DATASET RECORDS:
# # # # #

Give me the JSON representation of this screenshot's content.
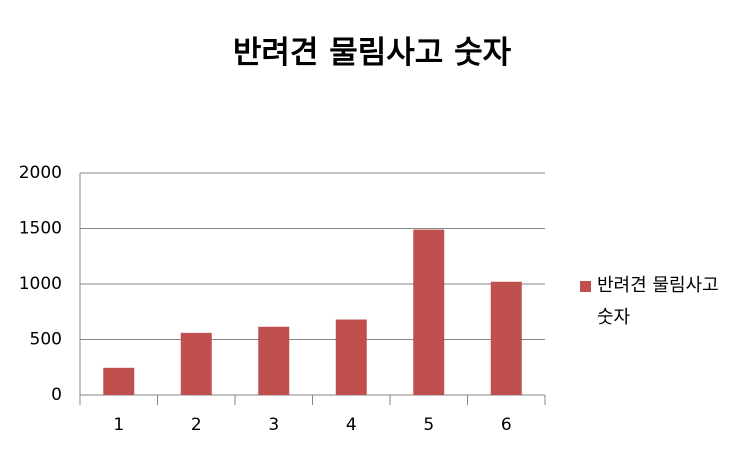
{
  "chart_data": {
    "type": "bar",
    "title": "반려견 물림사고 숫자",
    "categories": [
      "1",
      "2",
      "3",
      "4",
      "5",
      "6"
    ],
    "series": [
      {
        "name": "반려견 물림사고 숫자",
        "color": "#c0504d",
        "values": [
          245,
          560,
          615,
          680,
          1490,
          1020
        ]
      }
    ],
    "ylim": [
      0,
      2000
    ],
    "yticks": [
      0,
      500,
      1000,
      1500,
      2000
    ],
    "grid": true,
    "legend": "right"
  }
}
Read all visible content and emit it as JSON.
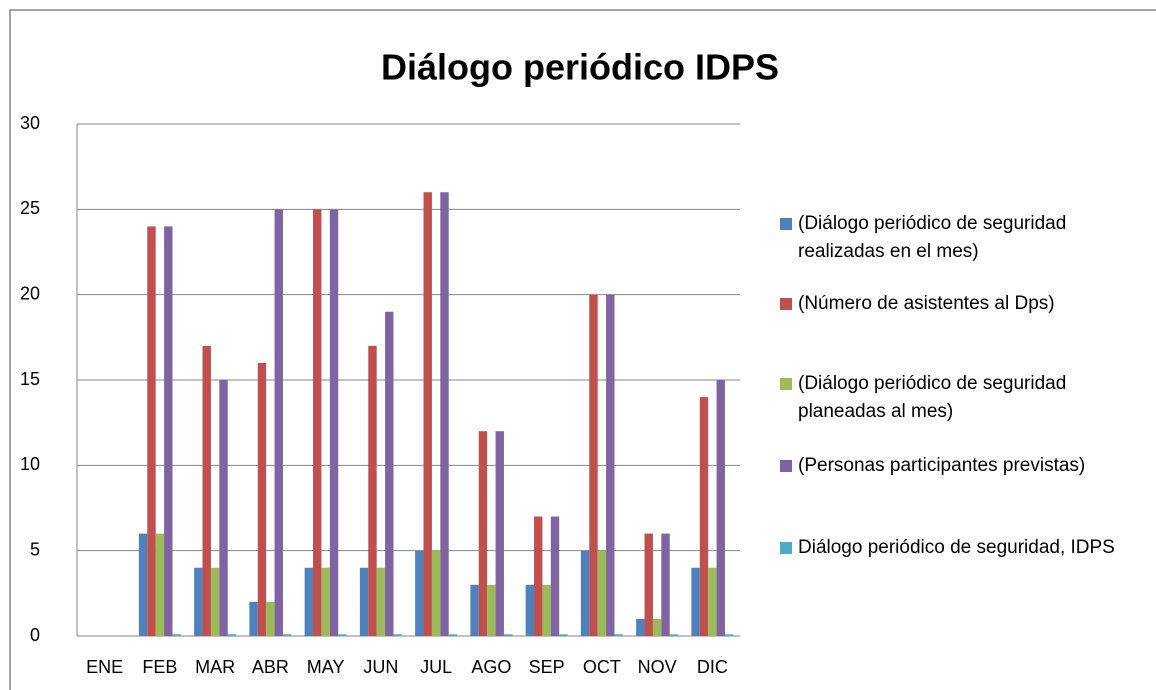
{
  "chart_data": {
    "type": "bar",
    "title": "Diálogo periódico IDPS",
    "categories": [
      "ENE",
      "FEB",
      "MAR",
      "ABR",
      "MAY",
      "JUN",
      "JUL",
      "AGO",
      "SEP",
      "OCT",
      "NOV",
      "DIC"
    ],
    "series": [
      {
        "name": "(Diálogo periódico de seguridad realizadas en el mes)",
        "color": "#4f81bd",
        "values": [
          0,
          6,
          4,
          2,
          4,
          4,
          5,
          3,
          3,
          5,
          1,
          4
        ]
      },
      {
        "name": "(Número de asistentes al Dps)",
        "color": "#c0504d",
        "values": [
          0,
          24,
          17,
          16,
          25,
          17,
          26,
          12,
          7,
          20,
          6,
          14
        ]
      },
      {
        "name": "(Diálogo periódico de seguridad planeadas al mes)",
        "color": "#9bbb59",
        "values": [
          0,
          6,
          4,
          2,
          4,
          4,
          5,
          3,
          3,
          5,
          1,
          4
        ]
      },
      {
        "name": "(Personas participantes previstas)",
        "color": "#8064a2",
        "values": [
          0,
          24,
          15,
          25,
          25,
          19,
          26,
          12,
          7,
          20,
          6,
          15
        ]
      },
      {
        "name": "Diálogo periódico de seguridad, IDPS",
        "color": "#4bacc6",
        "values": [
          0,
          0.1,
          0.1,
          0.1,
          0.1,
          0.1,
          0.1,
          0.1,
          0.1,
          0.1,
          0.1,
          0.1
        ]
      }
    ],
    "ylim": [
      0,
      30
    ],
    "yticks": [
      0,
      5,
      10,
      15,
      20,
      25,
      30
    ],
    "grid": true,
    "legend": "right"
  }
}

# # # # #

TASK PROMPT: Filter the listing for the word "color" and copy every line that holds it.

COMPLETED EXERCISE:
        "color": "#c0504d",
        "color": "#4f81bd",
        "color": "#c0504d",
        "color": "#9bbb59",
        "color": "#8064a2",
        "color": "#4bacc6",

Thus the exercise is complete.